The records below must be copied in full; omit the images.

═══ Data for this exercise ═══

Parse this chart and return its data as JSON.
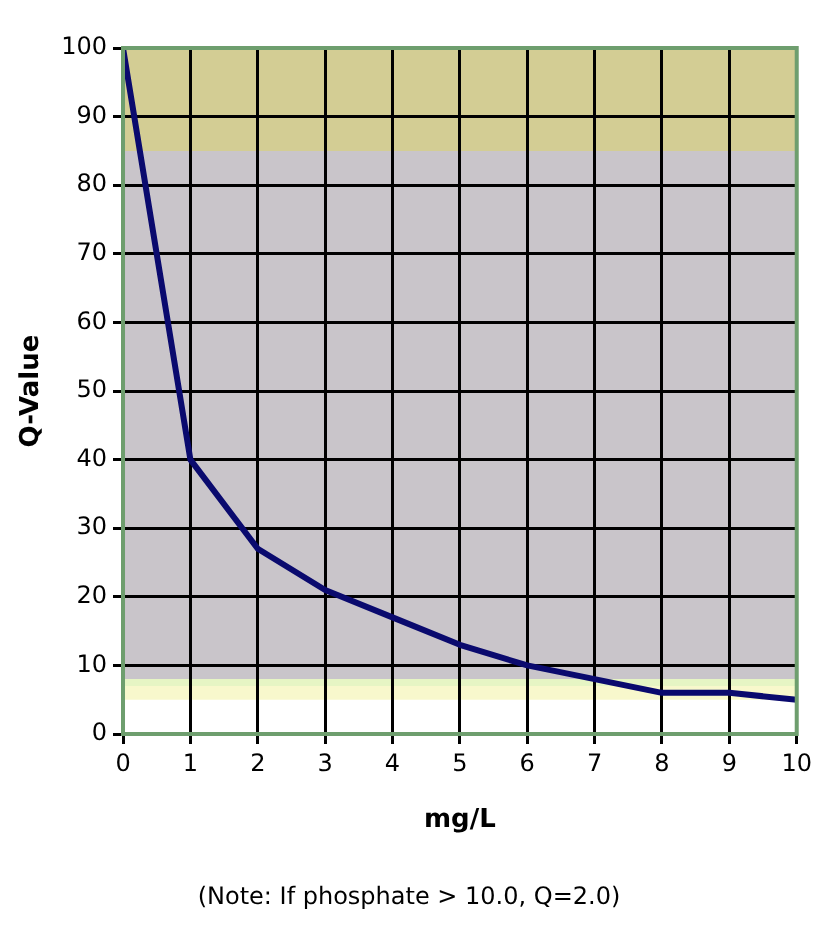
{
  "chart_data": {
    "type": "line",
    "xlabel": "mg/L",
    "ylabel": "Q-Value",
    "x": [
      0,
      1,
      2,
      3,
      4,
      5,
      6,
      7,
      8,
      9,
      10
    ],
    "series": [
      {
        "color": "#0a0a6e",
        "values": [
          100,
          40,
          27,
          21,
          17,
          13,
          10,
          8,
          6,
          6,
          5
        ]
      }
    ],
    "xlim": [
      0,
      10
    ],
    "xticks": [
      0,
      1,
      2,
      3,
      4,
      5,
      6,
      7,
      8,
      9,
      10
    ],
    "ylim": [
      0,
      100
    ],
    "yticks": [
      0,
      10,
      20,
      30,
      40,
      50,
      60,
      70,
      80,
      90,
      100
    ],
    "grid": true,
    "legend": false,
    "marker": "none",
    "line_style": "solid",
    "bands": [
      {
        "axis": "y",
        "from": 85,
        "to": 100,
        "color": "#d3cd94"
      },
      {
        "axis": "y",
        "from": 8,
        "to": 85,
        "color": "#c9c5ca"
      },
      {
        "axis": "y",
        "from": 7,
        "to": 8,
        "color": "#e6f5c4"
      },
      {
        "axis": "y",
        "from": 5,
        "to": 7,
        "color": "#f8f8cc"
      }
    ],
    "annotations": [
      "(Note: If phosphate > 10.0, Q=2.0)"
    ]
  }
}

═══

- _Right answer_:
Parse this chart and return its data as JSON.
{
  "chart_data": {
    "type": "line",
    "xlabel": "mg/L",
    "ylabel": "Q-Value",
    "x": [
      0,
      1,
      2,
      3,
      4,
      5,
      6,
      7,
      8,
      9,
      10
    ],
    "series": [
      {
        "color": "#0a0a6e",
        "values": [
          100,
          40,
          27,
          21,
          17,
          13,
          10,
          8,
          6,
          6,
          5
        ]
      }
    ],
    "xlim": [
      0,
      10
    ],
    "xticks": [
      0,
      1,
      2,
      3,
      4,
      5,
      6,
      7,
      8,
      9,
      10
    ],
    "ylim": [
      0,
      100
    ],
    "yticks": [
      0,
      10,
      20,
      30,
      40,
      50,
      60,
      70,
      80,
      90,
      100
    ],
    "grid": true,
    "legend": false,
    "marker": "none",
    "line_style": "solid",
    "bands": [
      {
        "axis": "y",
        "from": 85,
        "to": 100,
        "color": "#d3cd94"
      },
      {
        "axis": "y",
        "from": 8,
        "to": 85,
        "color": "#c9c5ca"
      },
      {
        "axis": "y",
        "from": 7,
        "to": 8,
        "color": "#e6f5c4"
      },
      {
        "axis": "y",
        "from": 5,
        "to": 7,
        "color": "#f8f8cc"
      }
    ],
    "annotations": [
      "(Note: If phosphate > 10.0, Q=2.0)"
    ]
  }
}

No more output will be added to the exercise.